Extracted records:
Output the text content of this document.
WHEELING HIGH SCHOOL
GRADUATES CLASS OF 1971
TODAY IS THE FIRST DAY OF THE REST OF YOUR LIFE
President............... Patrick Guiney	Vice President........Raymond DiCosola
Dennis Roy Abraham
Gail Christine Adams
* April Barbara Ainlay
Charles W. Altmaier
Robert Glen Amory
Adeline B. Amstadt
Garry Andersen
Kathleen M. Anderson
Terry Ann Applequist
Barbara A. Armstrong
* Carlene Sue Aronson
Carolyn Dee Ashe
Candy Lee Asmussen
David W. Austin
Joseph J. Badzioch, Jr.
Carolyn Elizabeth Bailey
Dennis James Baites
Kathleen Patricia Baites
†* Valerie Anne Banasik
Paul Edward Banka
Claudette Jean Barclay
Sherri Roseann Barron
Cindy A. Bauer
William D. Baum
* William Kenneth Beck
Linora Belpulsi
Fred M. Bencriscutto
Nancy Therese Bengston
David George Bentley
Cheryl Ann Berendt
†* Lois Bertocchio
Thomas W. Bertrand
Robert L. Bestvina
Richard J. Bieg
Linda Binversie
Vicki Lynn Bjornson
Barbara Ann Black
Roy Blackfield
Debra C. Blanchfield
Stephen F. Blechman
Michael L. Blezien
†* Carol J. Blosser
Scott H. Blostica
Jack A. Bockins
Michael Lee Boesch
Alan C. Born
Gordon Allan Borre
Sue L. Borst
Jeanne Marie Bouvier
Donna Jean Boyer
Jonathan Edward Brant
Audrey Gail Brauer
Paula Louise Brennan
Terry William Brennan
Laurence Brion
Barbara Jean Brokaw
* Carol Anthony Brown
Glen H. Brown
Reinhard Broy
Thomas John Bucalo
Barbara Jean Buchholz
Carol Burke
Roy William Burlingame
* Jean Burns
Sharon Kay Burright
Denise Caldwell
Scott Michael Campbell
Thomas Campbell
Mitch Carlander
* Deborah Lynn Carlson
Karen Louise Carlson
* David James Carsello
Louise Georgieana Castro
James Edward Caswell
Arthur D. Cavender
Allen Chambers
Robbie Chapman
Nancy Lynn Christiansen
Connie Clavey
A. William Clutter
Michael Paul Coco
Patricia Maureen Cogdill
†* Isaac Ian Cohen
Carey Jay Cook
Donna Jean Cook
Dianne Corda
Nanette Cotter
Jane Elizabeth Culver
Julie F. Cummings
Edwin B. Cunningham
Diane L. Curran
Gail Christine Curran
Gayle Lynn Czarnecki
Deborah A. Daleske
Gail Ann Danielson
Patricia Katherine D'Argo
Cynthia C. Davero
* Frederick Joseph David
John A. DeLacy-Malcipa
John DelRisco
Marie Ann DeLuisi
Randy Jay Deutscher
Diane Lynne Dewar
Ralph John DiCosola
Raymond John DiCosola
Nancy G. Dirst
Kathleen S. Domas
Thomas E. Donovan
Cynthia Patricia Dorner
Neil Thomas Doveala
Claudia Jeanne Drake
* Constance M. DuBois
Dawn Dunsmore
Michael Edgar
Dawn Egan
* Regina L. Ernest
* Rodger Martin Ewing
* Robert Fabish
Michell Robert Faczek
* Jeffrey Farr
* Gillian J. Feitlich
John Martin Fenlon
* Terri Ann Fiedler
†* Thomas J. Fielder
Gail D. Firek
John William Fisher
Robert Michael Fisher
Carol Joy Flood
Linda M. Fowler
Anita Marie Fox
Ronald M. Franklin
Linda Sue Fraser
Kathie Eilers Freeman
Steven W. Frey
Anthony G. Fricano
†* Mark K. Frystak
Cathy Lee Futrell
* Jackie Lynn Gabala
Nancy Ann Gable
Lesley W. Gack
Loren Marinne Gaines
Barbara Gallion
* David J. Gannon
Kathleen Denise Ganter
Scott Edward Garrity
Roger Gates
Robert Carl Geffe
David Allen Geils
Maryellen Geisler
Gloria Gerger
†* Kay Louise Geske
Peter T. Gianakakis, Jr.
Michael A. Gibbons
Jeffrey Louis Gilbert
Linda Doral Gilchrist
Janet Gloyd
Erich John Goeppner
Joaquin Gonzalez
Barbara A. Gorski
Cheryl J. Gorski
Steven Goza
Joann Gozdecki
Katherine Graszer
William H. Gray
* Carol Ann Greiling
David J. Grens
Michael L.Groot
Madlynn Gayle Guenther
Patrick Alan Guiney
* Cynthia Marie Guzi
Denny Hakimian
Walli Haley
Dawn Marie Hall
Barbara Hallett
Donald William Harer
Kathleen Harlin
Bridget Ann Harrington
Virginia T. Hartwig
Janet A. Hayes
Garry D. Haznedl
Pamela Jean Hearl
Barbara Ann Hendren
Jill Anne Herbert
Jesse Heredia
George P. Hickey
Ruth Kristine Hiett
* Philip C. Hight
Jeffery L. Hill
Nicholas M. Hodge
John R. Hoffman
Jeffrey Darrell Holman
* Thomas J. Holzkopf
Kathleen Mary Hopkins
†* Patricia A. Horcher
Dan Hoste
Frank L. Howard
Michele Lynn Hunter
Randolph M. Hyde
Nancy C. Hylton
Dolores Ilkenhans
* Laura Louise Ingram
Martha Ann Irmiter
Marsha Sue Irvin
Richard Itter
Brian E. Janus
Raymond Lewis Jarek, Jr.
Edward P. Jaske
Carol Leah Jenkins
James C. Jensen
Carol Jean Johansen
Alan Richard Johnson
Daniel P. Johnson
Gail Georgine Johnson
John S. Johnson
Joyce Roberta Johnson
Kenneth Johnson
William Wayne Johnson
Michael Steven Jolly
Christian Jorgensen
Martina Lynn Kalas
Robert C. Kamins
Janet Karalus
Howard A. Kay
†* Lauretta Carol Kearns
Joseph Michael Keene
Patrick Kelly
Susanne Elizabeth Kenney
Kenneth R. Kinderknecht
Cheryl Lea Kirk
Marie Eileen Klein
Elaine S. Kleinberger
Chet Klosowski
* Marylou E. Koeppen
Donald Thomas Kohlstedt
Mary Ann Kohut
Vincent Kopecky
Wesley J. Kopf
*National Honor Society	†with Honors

## Short task
From the records above, extract each line exactly as shown.

## Exercise result
Output the text content of this document.
WHEELING HIGH SCHOOL
GRADUATES CLASS OF 1971
TODAY IS THE FIRST DAY OF THE REST OF YOUR LIFE
President............... Patrick Guiney	Vice President........Raymond DiCosola
Dennis Roy Abraham
Gail Christine Adams
* April Barbara Ainlay
Charles W. Altmaier
Robert Glen Amory
Adeline B. Amstadt
Garry Andersen
Kathleen M. Anderson
Terry Ann Applequist
Barbara A. Armstrong
* Carlene Sue Aronson
Carolyn Dee Ashe
Candy Lee Asmussen
David W. Austin
Joseph J. Badzioch, Jr.
Carolyn Elizabeth Bailey
Dennis James Baites
Kathleen Patricia Baites
†* Valerie Anne Banasik
Paul Edward Banka
Claudette Jean Barclay
Sherri Roseann Barron
Cindy A. Bauer
William D. Baum
* William Kenneth Beck
Linora Belpulsi
Fred M. Bencriscutto
Nancy Therese Bengston
David George Bentley
Cheryl Ann Berendt
†* Lois Bertocchio
Thomas W. Bertrand
Robert L. Bestvina
Richard J. Bieg
Linda Binversie
Vicki Lynn Bjornson
Barbara Ann Black
Roy Blackfield
Debra C. Blanchfield
Stephen F. Blechman
Michael L. Blezien
†* Carol J. Blosser
Scott H. Blostica
Jack A. Bockins
Michael Lee Boesch
Alan C. Born
Gordon Allan Borre
Sue L. Borst
Jeanne Marie Bouvier
Donna Jean Boyer
Jonathan Edward Brant
Audrey Gail Brauer
Paula Louise Brennan
Terry William Brennan
Laurence Brion
Barbara Jean Brokaw
* Carol Anthony Brown
Glen H. Brown
Reinhard Broy
Thomas John Bucalo
Barbara Jean Buchholz
Carol Burke
Roy William Burlingame
* Jean Burns
Sharon Kay Burright
Denise Caldwell
Scott Michael Campbell
Thomas Campbell
Mitch Carlander
* Deborah Lynn Carlson
Karen Louise Carlson
* David James Carsello
Louise Georgieana Castro
James Edward Caswell
Arthur D. Cavender
Allen Chambers
Robbie Chapman
Nancy Lynn Christiansen
Connie Clavey
A. William Clutter
Michael Paul Coco
Patricia Maureen Cogdill
†* Isaac Ian Cohen
Carey Jay Cook
Donna Jean Cook
Dianne Corda
Nanette Cotter
Jane Elizabeth Culver
Julie F. Cummings
Edwin B. Cunningham
Diane L. Curran
Gail Christine Curran
Gayle Lynn Czarnecki
Deborah A. Daleske
Gail Ann Danielson
Patricia Katherine D'Argo
Cynthia C. Davero
* Frederick Joseph David
John A. DeLacy-Malcipa
John DelRisco
Marie Ann DeLuisi
Randy Jay Deutscher
Diane Lynne Dewar
Ralph John DiCosola
Raymond John DiCosola
Nancy G. Dirst
Kathleen S. Domas
Thomas E. Donovan
Cynthia Patricia Dorner
Neil Thomas Doveala
Claudia Jeanne Drake
* Constance M. DuBois
Dawn Dunsmore
Michael Edgar
Dawn Egan
* Regina L. Ernest
* Rodger Martin Ewing
* Robert Fabish
Michell Robert Faczek
* Jeffrey Farr
* Gillian J. Feitlich
John Martin Fenlon
* Terri Ann Fiedler
†* Thomas J. Fielder
Gail D. Firek
John William Fisher
Robert Michael Fisher
Carol Joy Flood
Linda M. Fowler
Anita Marie Fox
Ronald M. Franklin
Linda Sue Fraser
Kathie Eilers Freeman
Steven W. Frey
Anthony G. Fricano
†* Mark K. Frystak
Cathy Lee Futrell
* Jackie Lynn Gabala
Nancy Ann Gable
Lesley W. Gack
Loren Marinne Gaines
Barbara Gallion
* David J. Gannon
Kathleen Denise Ganter
Scott Edward Garrity
Roger Gates
Robert Carl Geffe
David Allen Geils
Maryellen Geisler
Gloria Gerger
†* Kay Louise Geske
Peter T. Gianakakis, Jr.
Michael A. Gibbons
Jeffrey Louis Gilbert
Linda Doral Gilchrist
Janet Gloyd
Erich John Goeppner
Joaquin Gonzalez
Barbara A. Gorski
Cheryl J. Gorski
Steven Goza
Joann Gozdecki
Katherine Graszer
William H. Gray
* Carol Ann Greiling
David J. Grens
Michael L.Groot
Madlynn Gayle Guenther
Patrick Alan Guiney
* Cynthia Marie Guzi
Denny Hakimian
Walli Haley
Dawn Marie Hall
Barbara Hallett
Donald William Harer
Kathleen Harlin
Bridget Ann Harrington
Virginia T. Hartwig
Janet A. Hayes
Garry D. Haznedl
Pamela Jean Hearl
Barbara Ann Hendren
Jill Anne Herbert
Jesse Heredia
George P. Hickey
Ruth Kristine Hiett
* Philip C. Hight
Jeffery L. Hill
Nicholas M. Hodge
John R. Hoffman
Jeffrey Darrell Holman
* Thomas J. Holzkopf
Kathleen Mary Hopkins
†* Patricia A. Horcher
Dan Hoste
Frank L. Howard
Michele Lynn Hunter
Randolph M. Hyde
Nancy C. Hylton
Dolores Ilkenhans
* Laura Louise Ingram
Martha Ann Irmiter
Marsha Sue Irvin
Richard Itter
Brian E. Janus
Raymond Lewis Jarek, Jr.
Edward P. Jaske
Carol Leah Jenkins
James C. Jensen
Carol Jean Johansen
Alan Richard Johnson
Daniel P. Johnson
Gail Georgine Johnson
John S. Johnson
Joyce Roberta Johnson
Kenneth Johnson
William Wayne Johnson
Michael Steven Jolly
Christian Jorgensen
Martina Lynn Kalas
Robert C. Kamins
Janet Karalus
Howard A. Kay
†* Lauretta Carol Kearns
Joseph Michael Keene
Patrick Kelly
Susanne Elizabeth Kenney
Kenneth R. Kinderknecht
Cheryl Lea Kirk
Marie Eileen Klein
Elaine S. Kleinberger
Chet Klosowski
* Marylou E. Koeppen
Donald Thomas Kohlstedt
Mary Ann Kohut
Vincent Kopecky
Wesley J. Kopf
*National Honor Society	†with Honors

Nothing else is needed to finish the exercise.